(Records contained in a dataset)
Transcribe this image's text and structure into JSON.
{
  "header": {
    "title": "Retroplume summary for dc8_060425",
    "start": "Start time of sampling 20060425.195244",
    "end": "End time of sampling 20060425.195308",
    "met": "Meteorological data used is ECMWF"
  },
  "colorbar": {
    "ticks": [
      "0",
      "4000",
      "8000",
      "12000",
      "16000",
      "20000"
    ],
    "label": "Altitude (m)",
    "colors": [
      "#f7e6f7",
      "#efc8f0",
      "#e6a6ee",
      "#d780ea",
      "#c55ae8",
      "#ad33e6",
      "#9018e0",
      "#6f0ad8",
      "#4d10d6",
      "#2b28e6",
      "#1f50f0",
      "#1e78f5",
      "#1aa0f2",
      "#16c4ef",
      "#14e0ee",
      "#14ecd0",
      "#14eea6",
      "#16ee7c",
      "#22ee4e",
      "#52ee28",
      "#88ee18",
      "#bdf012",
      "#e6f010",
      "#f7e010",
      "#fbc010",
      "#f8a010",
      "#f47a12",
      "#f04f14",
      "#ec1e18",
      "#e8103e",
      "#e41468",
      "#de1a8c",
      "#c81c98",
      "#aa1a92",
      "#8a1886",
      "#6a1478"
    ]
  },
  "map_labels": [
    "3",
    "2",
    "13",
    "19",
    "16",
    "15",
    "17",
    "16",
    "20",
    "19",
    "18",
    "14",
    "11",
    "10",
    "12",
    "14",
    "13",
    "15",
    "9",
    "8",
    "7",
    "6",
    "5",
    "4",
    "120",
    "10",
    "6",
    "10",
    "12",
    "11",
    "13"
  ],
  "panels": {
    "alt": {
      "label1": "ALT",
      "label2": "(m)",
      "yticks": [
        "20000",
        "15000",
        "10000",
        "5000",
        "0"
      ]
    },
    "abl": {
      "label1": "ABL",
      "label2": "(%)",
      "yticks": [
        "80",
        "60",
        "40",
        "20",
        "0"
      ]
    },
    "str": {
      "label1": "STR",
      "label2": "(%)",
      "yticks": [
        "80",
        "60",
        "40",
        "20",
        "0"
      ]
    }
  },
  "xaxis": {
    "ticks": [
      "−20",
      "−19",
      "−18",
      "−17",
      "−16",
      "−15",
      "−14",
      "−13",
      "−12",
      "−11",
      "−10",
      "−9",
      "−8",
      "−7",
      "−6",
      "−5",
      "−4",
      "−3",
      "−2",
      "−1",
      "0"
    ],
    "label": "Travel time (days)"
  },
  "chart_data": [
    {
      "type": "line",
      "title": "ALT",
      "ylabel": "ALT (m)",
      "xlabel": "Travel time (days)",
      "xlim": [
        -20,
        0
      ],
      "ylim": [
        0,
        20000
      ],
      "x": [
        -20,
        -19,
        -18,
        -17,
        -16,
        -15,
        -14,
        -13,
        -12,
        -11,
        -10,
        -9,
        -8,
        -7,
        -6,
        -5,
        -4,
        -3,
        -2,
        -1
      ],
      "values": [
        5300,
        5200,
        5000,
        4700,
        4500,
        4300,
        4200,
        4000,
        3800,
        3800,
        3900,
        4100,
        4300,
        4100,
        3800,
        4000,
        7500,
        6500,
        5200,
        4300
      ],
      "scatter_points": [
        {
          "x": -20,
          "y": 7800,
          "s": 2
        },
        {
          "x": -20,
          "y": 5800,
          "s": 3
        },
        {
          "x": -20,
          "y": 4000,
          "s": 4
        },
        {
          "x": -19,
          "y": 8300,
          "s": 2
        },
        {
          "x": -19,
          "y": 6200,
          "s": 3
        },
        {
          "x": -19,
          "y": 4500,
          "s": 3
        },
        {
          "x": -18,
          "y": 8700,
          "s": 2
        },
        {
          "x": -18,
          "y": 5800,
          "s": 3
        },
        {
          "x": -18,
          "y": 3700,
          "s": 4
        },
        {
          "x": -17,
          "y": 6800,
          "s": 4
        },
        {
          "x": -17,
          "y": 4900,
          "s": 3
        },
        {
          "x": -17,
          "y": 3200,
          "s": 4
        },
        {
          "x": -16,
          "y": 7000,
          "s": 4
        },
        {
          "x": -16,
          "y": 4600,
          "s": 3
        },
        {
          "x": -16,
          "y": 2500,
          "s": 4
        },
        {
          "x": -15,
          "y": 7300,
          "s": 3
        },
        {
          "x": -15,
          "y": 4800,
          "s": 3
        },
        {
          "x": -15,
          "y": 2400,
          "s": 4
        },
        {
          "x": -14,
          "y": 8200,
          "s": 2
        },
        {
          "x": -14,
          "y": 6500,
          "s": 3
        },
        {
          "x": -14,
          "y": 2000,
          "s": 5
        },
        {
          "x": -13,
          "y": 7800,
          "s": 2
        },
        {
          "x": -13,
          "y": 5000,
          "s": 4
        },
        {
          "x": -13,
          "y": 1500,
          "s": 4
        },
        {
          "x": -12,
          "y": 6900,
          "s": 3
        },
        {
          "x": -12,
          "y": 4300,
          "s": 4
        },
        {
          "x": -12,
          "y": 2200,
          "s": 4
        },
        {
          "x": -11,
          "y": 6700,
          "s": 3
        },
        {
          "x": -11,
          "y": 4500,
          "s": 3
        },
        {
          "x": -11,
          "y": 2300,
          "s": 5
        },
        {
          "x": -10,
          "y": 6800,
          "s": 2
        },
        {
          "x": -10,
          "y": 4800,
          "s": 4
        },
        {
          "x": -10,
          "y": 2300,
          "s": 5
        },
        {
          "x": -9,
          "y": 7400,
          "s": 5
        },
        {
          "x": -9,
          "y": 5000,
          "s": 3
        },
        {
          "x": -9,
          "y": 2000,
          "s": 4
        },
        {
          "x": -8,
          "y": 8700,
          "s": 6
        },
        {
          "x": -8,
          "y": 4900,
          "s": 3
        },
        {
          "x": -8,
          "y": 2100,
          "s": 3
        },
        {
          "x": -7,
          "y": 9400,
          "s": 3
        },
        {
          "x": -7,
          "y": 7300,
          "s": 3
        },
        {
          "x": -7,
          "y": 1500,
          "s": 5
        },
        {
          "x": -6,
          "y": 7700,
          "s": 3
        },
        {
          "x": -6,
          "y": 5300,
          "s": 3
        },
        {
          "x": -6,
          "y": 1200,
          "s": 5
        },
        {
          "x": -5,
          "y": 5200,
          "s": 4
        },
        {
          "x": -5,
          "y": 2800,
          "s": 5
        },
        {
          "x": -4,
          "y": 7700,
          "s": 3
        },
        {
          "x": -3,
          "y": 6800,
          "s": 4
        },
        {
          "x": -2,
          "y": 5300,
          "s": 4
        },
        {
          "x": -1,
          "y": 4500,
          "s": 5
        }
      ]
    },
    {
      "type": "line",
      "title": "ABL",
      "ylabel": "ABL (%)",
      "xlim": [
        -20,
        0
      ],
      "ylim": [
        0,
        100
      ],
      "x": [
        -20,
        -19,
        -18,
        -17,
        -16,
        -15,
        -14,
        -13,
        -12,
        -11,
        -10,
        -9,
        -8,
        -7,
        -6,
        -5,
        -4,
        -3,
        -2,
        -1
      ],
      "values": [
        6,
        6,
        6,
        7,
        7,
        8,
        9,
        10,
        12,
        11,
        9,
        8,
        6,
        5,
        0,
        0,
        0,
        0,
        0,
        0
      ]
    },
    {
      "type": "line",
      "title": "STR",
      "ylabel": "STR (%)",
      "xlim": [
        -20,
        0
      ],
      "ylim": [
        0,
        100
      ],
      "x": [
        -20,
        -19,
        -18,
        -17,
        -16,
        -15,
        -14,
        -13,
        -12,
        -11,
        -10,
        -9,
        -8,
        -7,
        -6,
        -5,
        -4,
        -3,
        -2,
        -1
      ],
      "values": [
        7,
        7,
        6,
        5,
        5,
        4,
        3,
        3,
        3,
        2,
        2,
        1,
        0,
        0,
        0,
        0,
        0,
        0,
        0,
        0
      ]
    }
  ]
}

• **WHAT IS REQUIRED**
Check each line of the data above for the string "days", then report how many lines have it, with no other words.

• **COMPLETE RESPONSE**
2